[START OF RAW RECORDS]

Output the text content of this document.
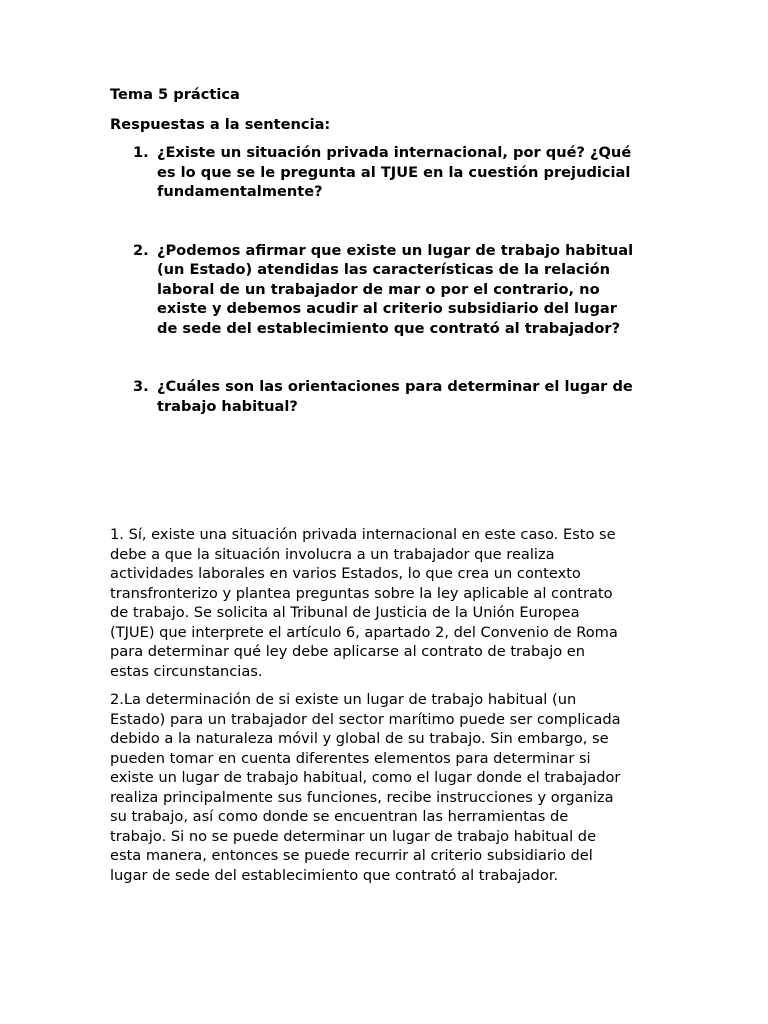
Tema 5 práctica

Respuestas a la sentencia:

1. ¿Existe un situación privada internacional, por qué? ¿Qué es lo que se le pregunta al TJUE en la cuestión prejudicial fundamentalmente?
2. ¿Podemos afirmar que existe un lugar de trabajo habitual (un Estado) atendidas las características de la relación laboral de un trabajador de mar o por el contrario, no existe y debemos acudir al criterio subsidiario del lugar de sede del establecimiento que contrató al trabajador?
3. ¿Cuáles son las orientaciones para determinar el lugar de trabajo habitual?

1. Sí, existe una situación privada internacional en este caso. Esto se debe a que la situación involucra a un trabajador que realiza actividades laborales en varios Estados, lo que crea un contexto transfronterizo y plantea preguntas sobre la ley aplicable al contrato de trabajo. Se solicita al Tribunal de Justicia de la Unión Europea (TJUE) que interprete el artículo 6, apartado 2, del Convenio de Roma para determinar qué ley debe aplicarse al contrato de trabajo en estas circunstancias.

2.La determinación de si existe un lugar de trabajo habitual (un Estado) para un trabajador del sector marítimo puede ser complicada debido a la naturaleza móvil y global de su trabajo. Sin embargo, se pueden tomar en cuenta diferentes elementos para determinar si existe un lugar de trabajo habitual, como el lugar donde el trabajador realiza principalmente sus funciones, recibe instrucciones y organiza su trabajo, así como donde se encuentran las herramientas de trabajo. Si no se puede determinar un lugar de trabajo habitual de esta manera, entonces se puede recurrir al criterio subsidiario del lugar de sede del establecimiento que contrató al trabajador.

[END OF RAW RECORDS]

• [WHAT IS NEEDED]:
In the entries above, identify each line that includes the string "internacional", then copy it.

• [OUTPUT BELOW]:
1. ¿Existe un situación privada internacional, por qué? ¿Qué es lo que se le pregunta al TJUE en la cuestión prejudicial fundamentalmente?
1. Sí, existe una situación privada internacional en este caso. Esto se debe a que la situación involucra a un trabajador que realiza actividades laborales en varios Estados, lo que crea un contexto transfronterizo y plantea preguntas sobre la ley aplicable al contrato de trabajo. Se solicita al Tribunal de Justicia de la Unión Europea (TJUE) que interprete el artículo 6, apartado 2, del Convenio de Roma para determinar qué ley debe aplicarse al contrato de trabajo en estas circunstancias.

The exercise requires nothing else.